# Sickle Hooks



## BassAddict (Sep 1, 2007)

I picked up some 2/0 Owner sickle hooks for my 4" stick baits and 6" renegades, they look like they would be more effective than my 1/0 EWG Gammy hooks. Whats every ones thoughts on these hooks and worming applications?


----------



## Jim (Sep 1, 2007)

I have zero experience with them, Let me know what you find!

Be prepared for a member product review coming soon.


----------



## SMDave (Sep 1, 2007)

I never heard of the Sickle Hooks, but I LOVE Owner's Cutting Point hooks. They are as effective, if not, more effective (in terms of hooking fish) than regular Gamakatsu EWG hooks. Owner has never let me down with their hooks. I have never gotten a defective product from Owner, where I have recieved maybe 3 defective hooks from Gamakatsu (mostly breaking at the bend of the hook without too much asserted force). Owners are very strong and won't let you down! Let us know what you think about these hooks!


----------



## bassboy1 (Sep 2, 2007)

I worship the EWG hooks. But, what size bait are you throwing to use a 1/0? I think that was your problem with the Gammies. I use a 3/0 for almost any 5 and 6 inch senko and finesse worm, and just about anything else. With a 4 inch, I _might_ downsize to a 2/0, only if the bait is real limp and skinny.


----------



## Captain Ahab (Sep 2, 2007)

I use the Matzuo America EWG Offset Sickle worm hooks for almost all my soft plastics. I started using the Matzuo sickle bitholders for inshore bottom fishing and was impressed. The Sikle shape hooks up a littel better then a standard J bend hook. additionally, the strip baits we use for Fluke do not spin with the sickle.

Of course, after I started using these hooks some of the big chains like Cabelas and Dicks began stocking them - so much for my "secret" edge.

I am very interested to hear about the Owner Sickle shaped version.

Oh yeah, they are not on the Owner web site?


----------



## BassAddict (Sep 2, 2007)

bassboy1 said:


> I worship the EWG hooks. But, what size bait are you throwing to use a 1/0? I think that was your problem with the Gammies. I use a 3/0 for almost any 5 and 6 inch senko and finesse worm, and just about anything else. With a 4 inch, I _might_ downsize to a 2/0, only if the bait is real limp and skinny.



Bassboy1, I never said I had trouble with gammi hooks, I just thought sickle hooks would make a more efficent texas rig due to the point bending back into the bait. The 1/0 Gammies give my 4" stick baits that even slow fall im looking for, anything more than that gives me a nose dive cork screw and less action so ill stick with 1/0.



esquired said:


> I use the Matzuo America EWG Offset Sickle worm hooks for almost all my soft plastics. I started using the Matzuo sickle bitholders for inshore bottom fishing and was impressed. The Sikle shape hooks up a littel better then a standard J bend hook. additionally, the strip baits we use for Fluke do not spin with the sickle.

SUPPLIED DATA
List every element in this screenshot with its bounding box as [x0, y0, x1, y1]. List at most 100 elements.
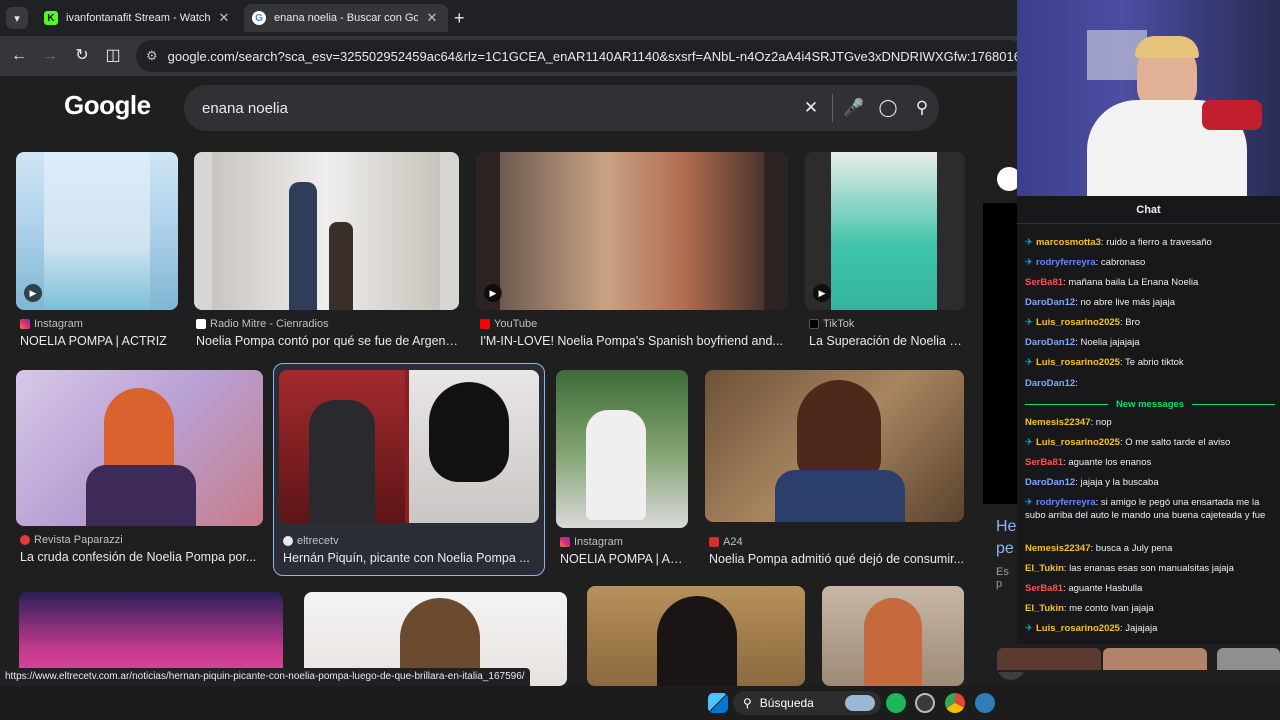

THINGS TO DO
1 - From the sickle hooks thread, set down the passage starting at "I picked up" and ending at "Jim (Sep 1, 2007)".
2 - Render this sentence from the sickle hooks thread in Spanish: "Owner has never let me down with their hooks."

ANSWERS IN ORDER
1 -
I picked up some 2/0 Owner sickle hooks for my 4" stick baits and 6" renegades, they look like they would be more effective than my 1/0 EWG Gammy hooks. Whats every ones thoughts on these hooks and worming applications?


----------



## Jim (Sep 1, 2007)

2 - Owner nunca me ha decepcionado con sus anzuelos.